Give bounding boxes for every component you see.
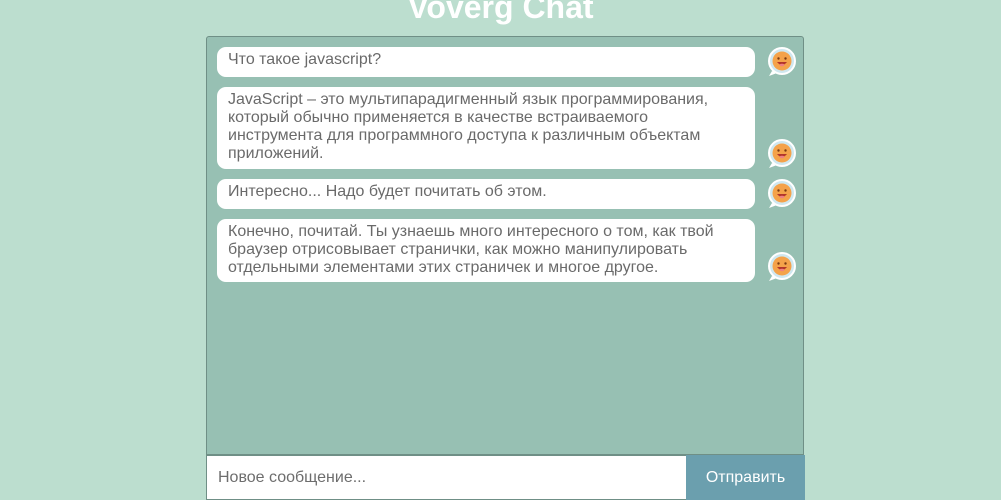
message-row: JavaScript – это мультипарадигменный язы… [217,87,797,169]
message-input[interactable] [206,455,686,500]
message-bubble: Что такое javascript? [217,47,755,77]
message-bubble: Интересно... Надо будет почитать об этом… [217,179,755,209]
message-row: Что такое javascript? [217,47,797,77]
send-button[interactable]: Отправить [686,455,805,500]
message-bubble: JavaScript – это мультипарадигменный язы… [217,87,755,169]
chat-messages-panel[interactable]: Что такое javascript? JavaScript – это м… [206,36,804,455]
smiley-face-icon [767,179,797,209]
message-row: Интересно... Надо будет почитать об этом… [217,179,797,209]
app-title: Voverg Chat [407,0,594,25]
message-bubble: Конечно, почитай. Ты узнаешь много интер… [217,219,755,282]
message-composer: Отправить [206,455,805,500]
smiley-face-icon [767,47,797,77]
smiley-face-icon [767,252,797,282]
message-row: Конечно, почитай. Ты узнаешь много интер… [217,219,797,282]
smiley-face-icon [767,139,797,169]
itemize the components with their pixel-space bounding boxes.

++++

WHAT IS EXPECTED:
Rewrite the material above with every "smiley-face-icon" replaced by "emoji-icon" and everything else left unchanged. Leave the pictures out of your answer.

OUTPUT OF THE EXERCISE:
Give bounding boxes for every component you see.
message-row: JavaScript – это мультипарадигменный язы… [217,87,797,169]
message-input[interactable] [206,455,686,500]
message-bubble: Что такое javascript? [217,47,755,77]
message-bubble: Интересно... Надо будет почитать об этом… [217,179,755,209]
message-row: Что такое javascript? [217,47,797,77]
send-button[interactable]: Отправить [686,455,805,500]
message-bubble: JavaScript – это мультипарадигменный язы… [217,87,755,169]
chat-messages-panel[interactable]: Что такое javascript? JavaScript – это м… [206,36,804,455]
emoji-icon [767,179,797,209]
message-row: Интересно... Надо будет почитать об этом… [217,179,797,209]
app-title: Voverg Chat [407,0,594,25]
message-bubble: Конечно, почитай. Ты узнаешь много интер… [217,219,755,282]
message-composer: Отправить [206,455,805,500]
emoji-icon [767,47,797,77]
emoji-icon [767,252,797,282]
message-row: Конечно, почитай. Ты узнаешь много интер… [217,219,797,282]
emoji-icon [767,139,797,169]
itemize the components with their pixel-space bounding boxes.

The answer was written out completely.